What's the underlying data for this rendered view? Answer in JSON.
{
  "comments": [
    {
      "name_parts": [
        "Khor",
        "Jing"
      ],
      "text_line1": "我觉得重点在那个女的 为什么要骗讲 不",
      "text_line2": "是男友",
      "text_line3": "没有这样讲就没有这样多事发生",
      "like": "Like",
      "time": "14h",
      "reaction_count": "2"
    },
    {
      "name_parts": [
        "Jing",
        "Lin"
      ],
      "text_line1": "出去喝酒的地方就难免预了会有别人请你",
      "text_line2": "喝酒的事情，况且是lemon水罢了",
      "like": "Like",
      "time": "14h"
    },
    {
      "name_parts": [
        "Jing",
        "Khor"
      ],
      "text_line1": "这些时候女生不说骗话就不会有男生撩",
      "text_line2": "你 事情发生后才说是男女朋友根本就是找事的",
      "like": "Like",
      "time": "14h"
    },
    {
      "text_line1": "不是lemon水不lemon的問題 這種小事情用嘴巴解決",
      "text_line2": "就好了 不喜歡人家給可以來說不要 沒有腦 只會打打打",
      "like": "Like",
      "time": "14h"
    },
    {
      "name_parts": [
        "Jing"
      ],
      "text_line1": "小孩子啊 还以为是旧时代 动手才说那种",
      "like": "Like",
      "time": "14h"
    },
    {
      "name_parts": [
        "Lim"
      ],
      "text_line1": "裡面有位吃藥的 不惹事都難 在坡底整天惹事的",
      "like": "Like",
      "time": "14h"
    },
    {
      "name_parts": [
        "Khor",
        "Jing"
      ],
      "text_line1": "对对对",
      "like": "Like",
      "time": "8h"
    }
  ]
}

## WHAT IS ASKED
All of the entries above need to be reproduced exactly.

## COMPLETED TASK
What's the underlying data for this rendered view? Answer in JSON.
{
  "comments": [
    {
      "name_parts": [
        "Khor",
        "Jing"
      ],
      "text_line1": "我觉得重点在那个女的 为什么要骗讲 不",
      "text_line2": "是男友",
      "text_line3": "没有这样讲就没有这样多事发生",
      "like": "Like",
      "time": "14h",
      "reaction_count": "2"
    },
    {
      "name_parts": [
        "Jing",
        "Lin"
      ],
      "text_line1": "出去喝酒的地方就难免预了会有别人请你",
      "text_line2": "喝酒的事情，况且是lemon水罢了",
      "like": "Like",
      "time": "14h"
    },
    {
      "name_parts": [
        "Jing",
        "Khor"
      ],
      "text_line1": "这些时候女生不说骗话就不会有男生撩",
      "text_line2": "你 事情发生后才说是男女朋友根本就是找事的",
      "like": "Like",
      "time": "14h"
    },
    {
      "text_line1": "不是lemon水不lemon的問題 這種小事情用嘴巴解決",
      "text_line2": "就好了 不喜歡人家給可以來說不要 沒有腦 只會打打打",
      "like": "Like",
      "time": "14h"
    },
    {
      "name_parts": [
        "Jing"
      ],
      "text_line1": "小孩子啊 还以为是旧时代 动手才说那种",
      "like": "Like",
      "time": "14h"
    },
    {
      "name_parts": [
        "Lim"
      ],
      "text_line1": "裡面有位吃藥的 不惹事都難 在坡底整天惹事的",
      "like": "Like",
      "time": "14h"
    },
    {
      "name_parts": [
        "Khor",
        "Jing"
      ],
      "text_line1": "对对对",
      "like": "Like",
      "time": "8h"
    }
  ]
}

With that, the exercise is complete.